··· Excerpted data
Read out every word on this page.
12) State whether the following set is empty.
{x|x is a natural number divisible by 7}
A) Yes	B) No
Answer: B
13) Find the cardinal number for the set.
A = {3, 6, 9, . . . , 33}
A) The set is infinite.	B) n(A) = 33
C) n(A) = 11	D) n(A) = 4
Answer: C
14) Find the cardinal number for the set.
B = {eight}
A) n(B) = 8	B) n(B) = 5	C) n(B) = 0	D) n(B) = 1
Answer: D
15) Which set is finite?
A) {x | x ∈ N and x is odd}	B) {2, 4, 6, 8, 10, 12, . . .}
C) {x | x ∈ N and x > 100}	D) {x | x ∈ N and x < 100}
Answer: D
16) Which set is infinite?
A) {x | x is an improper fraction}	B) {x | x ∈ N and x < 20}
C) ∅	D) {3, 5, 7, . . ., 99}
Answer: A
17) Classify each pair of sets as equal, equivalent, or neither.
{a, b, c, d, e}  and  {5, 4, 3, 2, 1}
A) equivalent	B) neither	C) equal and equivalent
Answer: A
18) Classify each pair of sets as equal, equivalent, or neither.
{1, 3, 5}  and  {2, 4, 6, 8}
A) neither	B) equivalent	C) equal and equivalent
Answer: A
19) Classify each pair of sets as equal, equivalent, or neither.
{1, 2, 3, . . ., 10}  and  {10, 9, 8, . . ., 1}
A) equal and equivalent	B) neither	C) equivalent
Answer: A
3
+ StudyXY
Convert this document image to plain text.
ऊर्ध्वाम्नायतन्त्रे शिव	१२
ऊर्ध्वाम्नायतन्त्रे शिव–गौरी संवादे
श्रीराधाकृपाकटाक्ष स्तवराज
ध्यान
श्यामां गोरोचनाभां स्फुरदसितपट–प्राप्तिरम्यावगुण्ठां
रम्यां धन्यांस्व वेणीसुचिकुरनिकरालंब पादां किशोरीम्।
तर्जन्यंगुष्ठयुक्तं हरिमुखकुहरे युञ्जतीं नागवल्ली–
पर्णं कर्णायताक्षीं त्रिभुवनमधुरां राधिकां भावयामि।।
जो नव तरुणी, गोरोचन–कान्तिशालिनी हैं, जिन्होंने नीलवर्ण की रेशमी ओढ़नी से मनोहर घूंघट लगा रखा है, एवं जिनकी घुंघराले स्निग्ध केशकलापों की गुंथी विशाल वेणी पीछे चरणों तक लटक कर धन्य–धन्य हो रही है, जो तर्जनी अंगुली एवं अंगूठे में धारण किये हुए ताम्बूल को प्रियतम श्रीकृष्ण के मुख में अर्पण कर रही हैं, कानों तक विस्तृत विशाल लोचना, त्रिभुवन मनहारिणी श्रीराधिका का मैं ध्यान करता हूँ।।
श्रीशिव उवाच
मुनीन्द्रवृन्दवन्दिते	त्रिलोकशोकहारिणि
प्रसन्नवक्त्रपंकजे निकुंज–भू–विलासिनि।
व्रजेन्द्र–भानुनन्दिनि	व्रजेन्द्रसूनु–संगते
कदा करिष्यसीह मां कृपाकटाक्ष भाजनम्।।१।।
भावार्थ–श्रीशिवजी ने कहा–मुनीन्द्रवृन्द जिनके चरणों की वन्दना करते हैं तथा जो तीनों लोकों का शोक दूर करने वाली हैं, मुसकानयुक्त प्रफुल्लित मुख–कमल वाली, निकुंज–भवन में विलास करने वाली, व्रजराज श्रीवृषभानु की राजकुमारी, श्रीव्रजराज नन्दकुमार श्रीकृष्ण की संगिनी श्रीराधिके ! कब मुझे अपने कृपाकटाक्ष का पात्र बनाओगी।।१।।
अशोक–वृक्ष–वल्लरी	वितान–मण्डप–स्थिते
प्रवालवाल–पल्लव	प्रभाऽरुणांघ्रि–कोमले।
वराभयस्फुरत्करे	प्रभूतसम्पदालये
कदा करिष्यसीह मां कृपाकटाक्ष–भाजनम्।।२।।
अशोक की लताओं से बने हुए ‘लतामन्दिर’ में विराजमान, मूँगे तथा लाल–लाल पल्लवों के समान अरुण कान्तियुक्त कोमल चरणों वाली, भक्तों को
······
Request
In this exercise, repeat all entries exactly.

Solution
Read out every word on this page.
12) State whether the following set is empty.
{x|x is a natural number divisible by 7}
A) Yes	B) No
Answer: B
13) Find the cardinal number for the set.
A = {3, 6, 9, . . . , 33}
A) The set is infinite.	B) n(A) = 33
C) n(A) = 11	D) n(A) = 4
Answer: C
14) Find the cardinal number for the set.
B = {eight}
A) n(B) = 8	B) n(B) = 5	C) n(B) = 0	D) n(B) = 1
Answer: D
15) Which set is finite?
A) {x | x ∈ N and x is odd}	B) {2, 4, 6, 8, 10, 12, . . .}
C) {x | x ∈ N and x > 100}	D) {x | x ∈ N and x < 100}
Answer: D
16) Which set is infinite?
A) {x | x is an improper fraction}	B) {x | x ∈ N and x < 20}
C) ∅	D) {3, 5, 7, . . ., 99}
Answer: A
17) Classify each pair of sets as equal, equivalent, or neither.
{a, b, c, d, e}  and  {5, 4, 3, 2, 1}
A) equivalent	B) neither	C) equal and equivalent
Answer: A
18) Classify each pair of sets as equal, equivalent, or neither.
{1, 3, 5}  and  {2, 4, 6, 8}
A) neither	B) equivalent	C) equal and equivalent
Answer: A
19) Classify each pair of sets as equal, equivalent, or neither.
{1, 2, 3, . . ., 10}  and  {10, 9, 8, . . ., 1}
A) equal and equivalent	B) neither	C) equivalent
Answer: A
3
+ StudyXY
Convert this document image to plain text.
ऊर्ध्वाम्नायतन्त्रे शिव	१२
ऊर्ध्वाम्नायतन्त्रे शिव–गौरी संवादे
श्रीराधाकृपाकटाक्ष स्तवराज
ध्यान
श्यामां गोरोचनाभां स्फुरदसितपट–प्राप्तिरम्यावगुण्ठां
रम्यां धन्यांस्व वेणीसुचिकुरनिकरालंब पादां किशोरीम्।
तर्जन्यंगुष्ठयुक्तं हरिमुखकुहरे युञ्जतीं नागवल्ली–
पर्णं कर्णायताक्षीं त्रिभुवनमधुरां राधिकां भावयामि।।
जो नव तरुणी, गोरोचन–कान्तिशालिनी हैं, जिन्होंने नीलवर्ण की रेशमी ओढ़नी से मनोहर घूंघट लगा रखा है, एवं जिनकी घुंघराले स्निग्ध केशकलापों की गुंथी विशाल वेणी पीछे चरणों तक लटक कर धन्य–धन्य हो रही है, जो तर्जनी अंगुली एवं अंगूठे में धारण किये हुए ताम्बूल को प्रियतम श्रीकृष्ण के मुख में अर्पण कर रही हैं, कानों तक विस्तृत विशाल लोचना, त्रिभुवन मनहारिणी श्रीराधिका का मैं ध्यान करता हूँ।।
श्रीशिव उवाच
मुनीन्द्रवृन्दवन्दिते	त्रिलोकशोकहारिणि
प्रसन्नवक्त्रपंकजे निकुंज–भू–विलासिनि।
व्रजेन्द्र–भानुनन्दिनि	व्रजेन्द्रसूनु–संगते
कदा करिष्यसीह मां कृपाकटाक्ष भाजनम्।।१।।
भावार्थ–श्रीशिवजी ने कहा–मुनीन्द्रवृन्द जिनके चरणों की वन्दना करते हैं तथा जो तीनों लोकों का शोक दूर करने वाली हैं, मुसकानयुक्त प्रफुल्लित मुख–कमल वाली, निकुंज–भवन में विलास करने वाली, व्रजराज श्रीवृषभानु की राजकुमारी, श्रीव्रजराज नन्दकुमार श्रीकृष्ण की संगिनी श्रीराधिके ! कब मुझे अपने कृपाकटाक्ष का पात्र बनाओगी।।१।।
अशोक–वृक्ष–वल्लरी	वितान–मण्डप–स्थिते
प्रवालवाल–पल्लव	प्रभाऽरुणांघ्रि–कोमले।
वराभयस्फुरत्करे	प्रभूतसम्पदालये
कदा करिष्यसीह मां कृपाकटाक्ष–भाजनम्।।२।।
अशोक की लताओं से बने हुए ‘लतामन्दिर’ में विराजमान, मूँगे तथा लाल–लाल पल्लवों के समान अरुण कान्तियुक्त कोमल चरणों वाली, भक्तों को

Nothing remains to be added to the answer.